(Data entries)
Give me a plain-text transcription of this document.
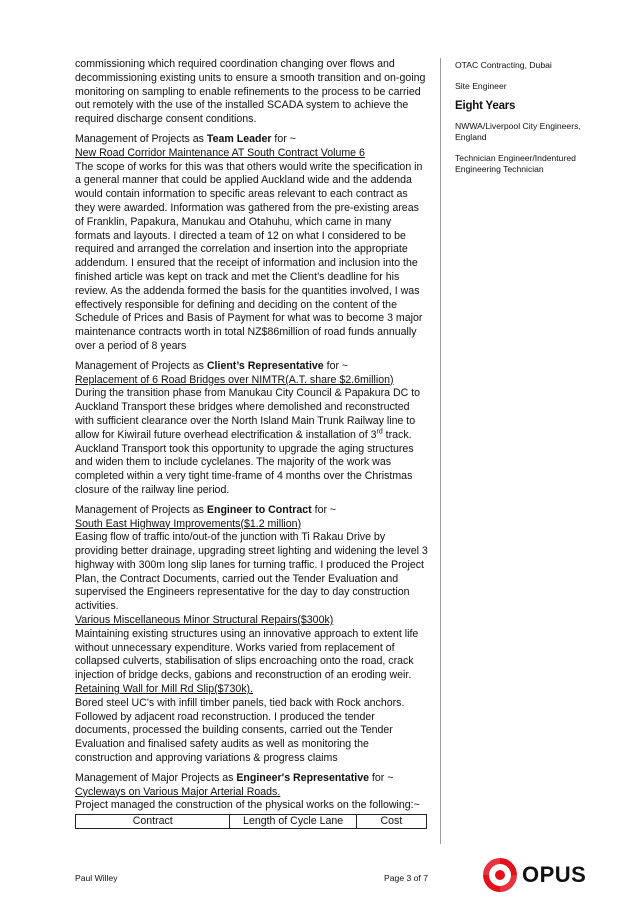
commissioning which required coordination changing over flows and decommissioning existing units to ensure a smooth transition and on-going monitoring on sampling to enable refinements to the process to be carried out remotely with the use of the installed SCADA system to achieve the required discharge consent conditions.

Management of Projects as Team Leader for ~

New Road Corridor Maintenance AT South Contract Volume 6

The scope of works for this was that others would write the specification in a general manner that could be applied Auckland wide and the addenda would contain information to specific areas relevant to each contract as they were awarded. Information was gathered from the pre-existing areas of Franklin, Papakura, Manukau and Otahuhu, which came in many formats and layouts. I directed a team of 12 on what I considered to be required and arranged the correlation and insertion into the appropriate addendum. I ensured that the receipt of information and inclusion into the finished article was kept on track and met the Client’s deadline for his review. As the addenda formed the basis for the quantities involved, I was effectively responsible for defining and deciding on the content of the Schedule of Prices and Basis of Payment for what was to become 3 major maintenance contracts worth in total NZ$86million of road funds annually over a period of 8 years

Management of Projects as Client’s Representative for ~

Replacement of 6 Road Bridges over NIMTR(A.T. share $2.6million)

During the transition phase from Manukau City Council & Papakura DC to Auckland Transport these bridges where demolished and reconstructed with sufficient clearance over the North Island Main Trunk Railway line to allow for Kiwirail future overhead electrification & installation of 3rd track. Auckland Transport took this opportunity to upgrade the aging structures and widen them to include cyclelanes. The majority of the work was completed within a very tight time-frame of 4 months over the Christmas closure of the railway line period.

Management of Projects as Engineer to Contract for ~

South East Highway Improvements($1.2 million)

Easing flow of traffic into/out-of the junction with Ti Rakau Drive by providing better drainage, upgrading street lighting and widening the level 3 highway with 300m long slip lanes for turning traffic. I produced the Project Plan, the Contract Documents, carried out the Tender Evaluation and supervised the Engineers representative for the day to day construction activities.

Various Miscellaneous Minor Structural Repairs($300k)

Maintaining existing structures using an innovative approach to extent life without unnecessary expenditure. Works varied from replacement of collapsed culverts, stabilisation of slips encroaching onto the road, crack injection of bridge decks, gabions and reconstruction of an eroding weir.

Retaining Wall for Mill Rd Slip($730k).

Bored steel UC's with infill timber panels, tied back with Rock anchors. Followed by adjacent road reconstruction. I produced the tender documents, processed the building consents, carried out the Tender Evaluation and finalised safety audits as well as monitoring the construction and approving variations & progress claims

Management of Major Projects as Engineer's Representative for ~

Cycleways on Various Major Arterial Roads.

Project managed the construction of the physical works on the following:~

Contract	Length of Cycle Lane	Cost

OTAC Contracting, Dubai

Site Engineer

Eight Years

NWWA/Liverpool City Engineers, England

Technician Engineer/Indentured Engineering Technician

Paul Willey	Page 3 of 7	OPUS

REQUEST: Every line above should be returned exactly; the pictures stay out.

ANSWER BELOW:
Give me a plain-text transcription of this document.
commissioning which required coordination changing over flows and decommissioning existing units to ensure a smooth transition and on-going monitoring on sampling to enable refinements to the process to be carried out remotely with the use of the installed SCADA system to achieve the required discharge consent conditions.

Management of Projects as Team Leader for ~

New Road Corridor Maintenance AT South Contract Volume 6

The scope of works for this was that others would write the specification in a general manner that could be applied Auckland wide and the addenda would contain information to specific areas relevant to each contract as they were awarded. Information was gathered from the pre-existing areas of Franklin, Papakura, Manukau and Otahuhu, which came in many formats and layouts. I directed a team of 12 on what I considered to be required and arranged the correlation and insertion into the appropriate addendum. I ensured that the receipt of information and inclusion into the finished article was kept on track and met the Client’s deadline for his review. As the addenda formed the basis for the quantities involved, I was effectively responsible for defining and deciding on the content of the Schedule of Prices and Basis of Payment for what was to become 3 major maintenance contracts worth in total NZ$86million of road funds annually over a period of 8 years

Management of Projects as Client’s Representative for ~

Replacement of 6 Road Bridges over NIMTR(A.T. share $2.6million)

During the transition phase from Manukau City Council & Papakura DC to Auckland Transport these bridges where demolished and reconstructed with sufficient clearance over the North Island Main Trunk Railway line to allow for Kiwirail future overhead electrification & installation of 3rd track. Auckland Transport took this opportunity to upgrade the aging structures and widen them to include cyclelanes. The majority of the work was completed within a very tight time-frame of 4 months over the Christmas closure of the railway line period.

Management of Projects as Engineer to Contract for ~

South East Highway Improvements($1.2 million)

Easing flow of traffic into/out-of the junction with Ti Rakau Drive by providing better drainage, upgrading street lighting and widening the level 3 highway with 300m long slip lanes for turning traffic. I produced the Project Plan, the Contract Documents, carried out the Tender Evaluation and supervised the Engineers representative for the day to day construction activities.

Various Miscellaneous Minor Structural Repairs($300k)

Maintaining existing structures using an innovative approach to extent life without unnecessary expenditure. Works varied from replacement of collapsed culverts, stabilisation of slips encroaching onto the road, crack injection of bridge decks, gabions and reconstruction of an eroding weir.

Retaining Wall for Mill Rd Slip($730k).

Bored steel UC's with infill timber panels, tied back with Rock anchors. Followed by adjacent road reconstruction. I produced the tender documents, processed the building consents, carried out the Tender Evaluation and finalised safety audits as well as monitoring the construction and approving variations & progress claims

Management of Major Projects as Engineer's Representative for ~

Cycleways on Various Major Arterial Roads.

Project managed the construction of the physical works on the following:~

Contract	Length of Cycle Lane	Cost

OTAC Contracting, Dubai

Site Engineer

Eight Years

NWWA/Liverpool City Engineers, England

Technician Engineer/Indentured Engineering Technician

Paul Willey	Page 3 of 7	OPUS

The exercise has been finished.